[Extracted data entries]
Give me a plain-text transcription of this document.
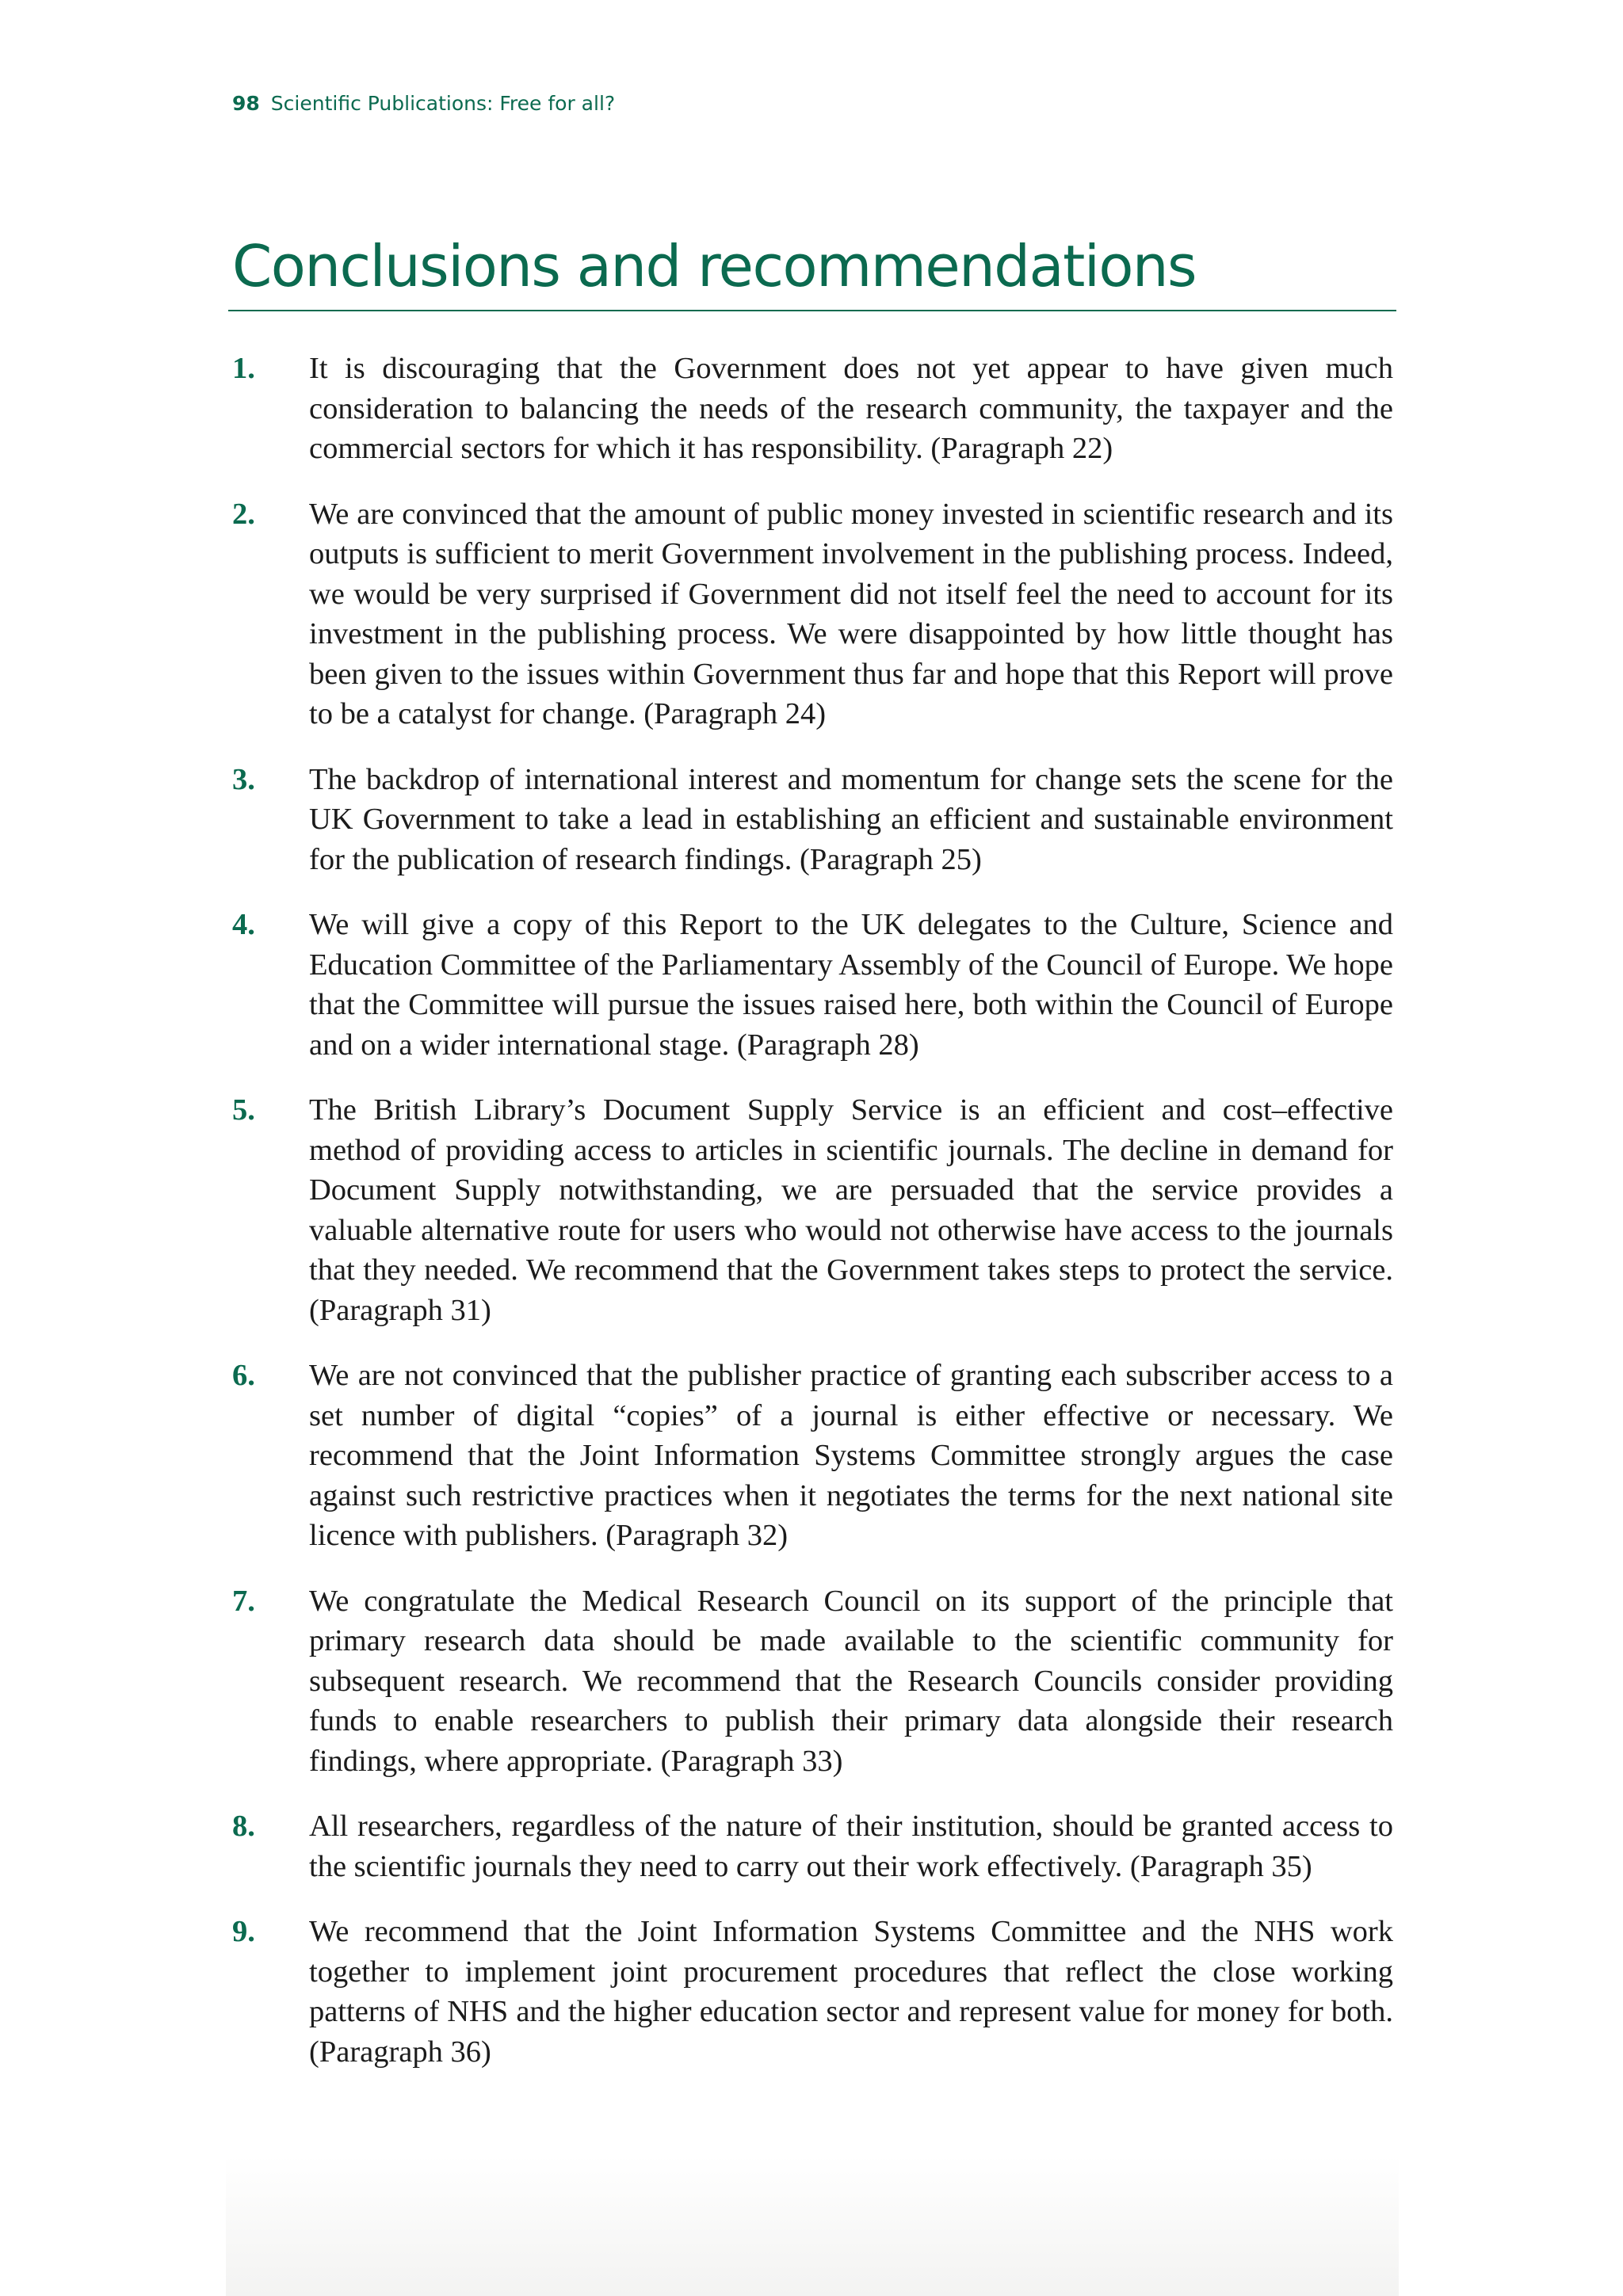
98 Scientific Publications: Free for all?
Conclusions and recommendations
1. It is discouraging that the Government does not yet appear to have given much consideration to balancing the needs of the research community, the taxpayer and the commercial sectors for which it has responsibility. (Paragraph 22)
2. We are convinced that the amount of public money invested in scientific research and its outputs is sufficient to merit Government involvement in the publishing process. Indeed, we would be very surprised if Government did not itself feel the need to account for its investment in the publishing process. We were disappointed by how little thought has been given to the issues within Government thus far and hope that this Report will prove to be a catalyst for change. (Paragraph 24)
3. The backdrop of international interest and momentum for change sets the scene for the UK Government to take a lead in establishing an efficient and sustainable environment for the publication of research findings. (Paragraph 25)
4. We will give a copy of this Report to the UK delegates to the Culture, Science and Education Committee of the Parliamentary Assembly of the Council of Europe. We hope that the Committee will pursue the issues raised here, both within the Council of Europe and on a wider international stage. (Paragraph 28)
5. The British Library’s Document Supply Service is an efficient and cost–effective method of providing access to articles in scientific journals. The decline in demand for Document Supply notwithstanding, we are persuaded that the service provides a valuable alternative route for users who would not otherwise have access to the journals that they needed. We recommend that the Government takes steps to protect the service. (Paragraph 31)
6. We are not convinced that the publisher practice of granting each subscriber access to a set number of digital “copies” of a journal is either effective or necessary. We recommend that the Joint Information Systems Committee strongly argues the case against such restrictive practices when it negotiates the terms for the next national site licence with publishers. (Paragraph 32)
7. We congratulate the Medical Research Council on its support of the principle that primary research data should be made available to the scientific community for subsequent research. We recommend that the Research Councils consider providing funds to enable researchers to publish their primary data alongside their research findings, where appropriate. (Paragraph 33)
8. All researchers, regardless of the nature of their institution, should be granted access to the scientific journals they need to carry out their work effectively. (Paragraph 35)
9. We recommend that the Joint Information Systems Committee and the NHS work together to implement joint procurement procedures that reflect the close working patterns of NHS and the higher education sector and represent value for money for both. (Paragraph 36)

REQUIREMENT
Find each line in the records holding the string "work" and show it.

THE RESULT
8. All researchers, regardless of the nature of their institution, should be granted access to the scientific journals they need to carry out their work effectively. (Paragraph 35)
9. We recommend that the Joint Information Systems Committee and the NHS work together to implement joint procurement procedures that reflect the close working patterns of NHS and the higher education sector and represent value for money for both. (Paragraph 36)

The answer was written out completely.